Copy out the data lines from the one containing "navigator-item[interactable]: ◇ p bbox=[0, 435, 168, 449]" through the one containing "close-icon[interactable]: ✕ bbox=[625, 14, 633, 25]", with both of those lines included.

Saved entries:
____

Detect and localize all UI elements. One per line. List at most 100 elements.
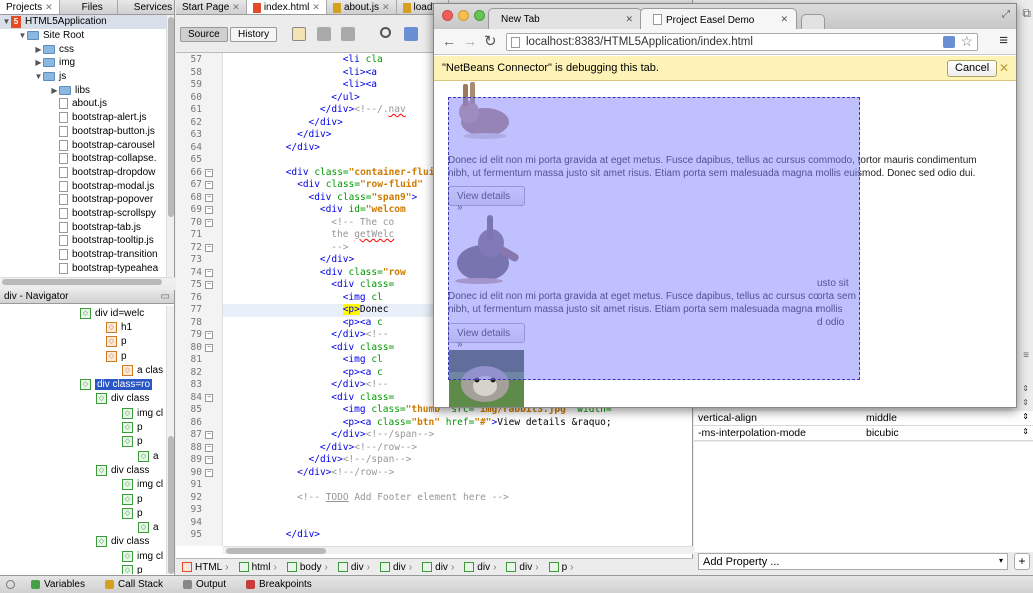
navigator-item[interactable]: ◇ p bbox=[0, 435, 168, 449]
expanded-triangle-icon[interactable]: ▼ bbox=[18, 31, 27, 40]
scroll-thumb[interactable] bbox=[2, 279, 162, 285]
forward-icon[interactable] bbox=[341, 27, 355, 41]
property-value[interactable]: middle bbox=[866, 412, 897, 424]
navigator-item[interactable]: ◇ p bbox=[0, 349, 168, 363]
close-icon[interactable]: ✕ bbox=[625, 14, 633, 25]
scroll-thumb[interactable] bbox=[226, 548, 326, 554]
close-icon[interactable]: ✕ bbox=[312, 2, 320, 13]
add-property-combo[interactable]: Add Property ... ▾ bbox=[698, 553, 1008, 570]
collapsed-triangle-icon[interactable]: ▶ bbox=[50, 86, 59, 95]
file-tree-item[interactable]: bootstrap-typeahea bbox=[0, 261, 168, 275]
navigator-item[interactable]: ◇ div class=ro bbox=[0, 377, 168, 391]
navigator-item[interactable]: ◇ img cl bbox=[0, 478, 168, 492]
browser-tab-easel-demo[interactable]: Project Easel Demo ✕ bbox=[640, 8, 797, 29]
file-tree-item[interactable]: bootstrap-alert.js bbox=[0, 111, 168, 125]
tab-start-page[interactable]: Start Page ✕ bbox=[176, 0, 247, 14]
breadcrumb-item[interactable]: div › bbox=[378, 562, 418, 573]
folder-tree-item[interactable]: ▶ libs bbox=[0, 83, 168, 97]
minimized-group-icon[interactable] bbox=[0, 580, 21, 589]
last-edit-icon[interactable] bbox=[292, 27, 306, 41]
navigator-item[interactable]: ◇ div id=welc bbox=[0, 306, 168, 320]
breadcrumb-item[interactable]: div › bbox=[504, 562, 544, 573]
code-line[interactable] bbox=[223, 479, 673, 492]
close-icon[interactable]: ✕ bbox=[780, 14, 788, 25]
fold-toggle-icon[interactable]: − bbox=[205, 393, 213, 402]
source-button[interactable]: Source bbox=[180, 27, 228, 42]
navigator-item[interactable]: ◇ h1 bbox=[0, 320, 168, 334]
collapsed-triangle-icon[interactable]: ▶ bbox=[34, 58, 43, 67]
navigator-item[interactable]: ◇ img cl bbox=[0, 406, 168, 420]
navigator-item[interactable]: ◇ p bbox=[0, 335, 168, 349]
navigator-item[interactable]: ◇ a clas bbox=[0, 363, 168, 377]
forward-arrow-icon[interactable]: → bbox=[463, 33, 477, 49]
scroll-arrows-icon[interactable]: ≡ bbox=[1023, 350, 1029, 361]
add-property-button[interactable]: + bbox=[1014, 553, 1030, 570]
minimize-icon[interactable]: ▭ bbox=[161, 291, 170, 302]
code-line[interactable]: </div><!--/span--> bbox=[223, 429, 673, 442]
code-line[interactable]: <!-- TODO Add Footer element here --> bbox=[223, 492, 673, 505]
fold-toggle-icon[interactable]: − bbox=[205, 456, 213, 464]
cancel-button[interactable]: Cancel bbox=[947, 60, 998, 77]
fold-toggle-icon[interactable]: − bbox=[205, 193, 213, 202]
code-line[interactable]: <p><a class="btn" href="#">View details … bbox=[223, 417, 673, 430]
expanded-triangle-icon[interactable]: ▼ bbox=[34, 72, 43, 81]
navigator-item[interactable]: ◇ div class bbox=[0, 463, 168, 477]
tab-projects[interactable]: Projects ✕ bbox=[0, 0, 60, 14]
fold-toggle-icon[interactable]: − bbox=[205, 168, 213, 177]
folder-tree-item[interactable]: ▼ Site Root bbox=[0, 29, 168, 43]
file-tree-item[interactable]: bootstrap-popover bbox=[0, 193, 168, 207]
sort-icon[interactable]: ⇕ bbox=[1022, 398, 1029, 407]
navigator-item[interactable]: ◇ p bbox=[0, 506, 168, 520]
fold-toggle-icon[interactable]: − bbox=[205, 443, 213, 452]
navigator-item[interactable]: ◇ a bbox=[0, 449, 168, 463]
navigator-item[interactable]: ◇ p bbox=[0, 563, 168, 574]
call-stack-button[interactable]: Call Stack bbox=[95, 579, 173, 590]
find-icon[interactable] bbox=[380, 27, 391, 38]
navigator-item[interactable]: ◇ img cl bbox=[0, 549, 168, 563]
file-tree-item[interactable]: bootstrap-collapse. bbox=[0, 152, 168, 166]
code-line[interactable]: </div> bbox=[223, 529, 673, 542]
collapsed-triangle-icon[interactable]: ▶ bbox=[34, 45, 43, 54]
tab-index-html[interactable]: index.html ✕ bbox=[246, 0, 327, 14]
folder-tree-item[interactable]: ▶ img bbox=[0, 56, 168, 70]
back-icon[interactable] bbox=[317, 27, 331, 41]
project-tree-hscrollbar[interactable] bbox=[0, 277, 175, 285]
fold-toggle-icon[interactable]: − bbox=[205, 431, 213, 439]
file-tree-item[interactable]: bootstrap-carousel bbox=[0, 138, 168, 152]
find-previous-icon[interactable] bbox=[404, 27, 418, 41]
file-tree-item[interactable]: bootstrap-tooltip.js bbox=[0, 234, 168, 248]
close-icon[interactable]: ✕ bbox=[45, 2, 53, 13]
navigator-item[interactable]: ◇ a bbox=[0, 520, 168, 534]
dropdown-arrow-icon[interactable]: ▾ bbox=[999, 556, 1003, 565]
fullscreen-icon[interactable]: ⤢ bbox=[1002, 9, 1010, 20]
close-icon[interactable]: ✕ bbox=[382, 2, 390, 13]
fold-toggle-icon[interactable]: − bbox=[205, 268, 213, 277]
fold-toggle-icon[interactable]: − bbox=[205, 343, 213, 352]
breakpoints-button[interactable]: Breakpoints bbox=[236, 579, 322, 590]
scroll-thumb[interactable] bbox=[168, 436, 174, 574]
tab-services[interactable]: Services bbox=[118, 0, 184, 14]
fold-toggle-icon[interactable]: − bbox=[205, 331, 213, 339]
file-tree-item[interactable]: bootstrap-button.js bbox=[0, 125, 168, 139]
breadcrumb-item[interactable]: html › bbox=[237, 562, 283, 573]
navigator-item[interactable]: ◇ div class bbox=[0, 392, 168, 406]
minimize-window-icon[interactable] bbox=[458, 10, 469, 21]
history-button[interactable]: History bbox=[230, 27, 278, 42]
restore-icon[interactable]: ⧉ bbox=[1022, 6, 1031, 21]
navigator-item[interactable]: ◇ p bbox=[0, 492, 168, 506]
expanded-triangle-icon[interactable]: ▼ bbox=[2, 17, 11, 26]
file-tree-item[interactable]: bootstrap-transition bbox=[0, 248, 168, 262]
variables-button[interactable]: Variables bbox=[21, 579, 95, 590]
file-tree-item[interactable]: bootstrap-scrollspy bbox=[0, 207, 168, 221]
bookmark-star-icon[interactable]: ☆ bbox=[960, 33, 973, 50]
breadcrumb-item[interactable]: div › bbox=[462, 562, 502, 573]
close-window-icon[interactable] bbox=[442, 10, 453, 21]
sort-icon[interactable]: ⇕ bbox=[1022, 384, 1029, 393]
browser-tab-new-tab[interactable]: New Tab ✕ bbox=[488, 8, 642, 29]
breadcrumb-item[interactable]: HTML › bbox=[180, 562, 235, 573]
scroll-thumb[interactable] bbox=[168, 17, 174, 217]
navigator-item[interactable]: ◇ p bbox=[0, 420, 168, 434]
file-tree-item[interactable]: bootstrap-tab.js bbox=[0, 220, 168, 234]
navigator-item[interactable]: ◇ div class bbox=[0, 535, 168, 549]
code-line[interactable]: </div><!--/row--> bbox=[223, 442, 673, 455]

____

• _Worked answer_
navigator-item[interactable]: ◇ p bbox=[0, 435, 168, 449]
expanded-triangle-icon[interactable]: ▼ bbox=[18, 31, 27, 40]
scroll-thumb[interactable] bbox=[2, 279, 162, 285]
forward-icon[interactable] bbox=[341, 27, 355, 41]
property-value[interactable]: middle bbox=[866, 412, 897, 424]
navigator-item[interactable]: ◇ p bbox=[0, 349, 168, 363]
close-icon[interactable]: ✕ bbox=[625, 14, 633, 25]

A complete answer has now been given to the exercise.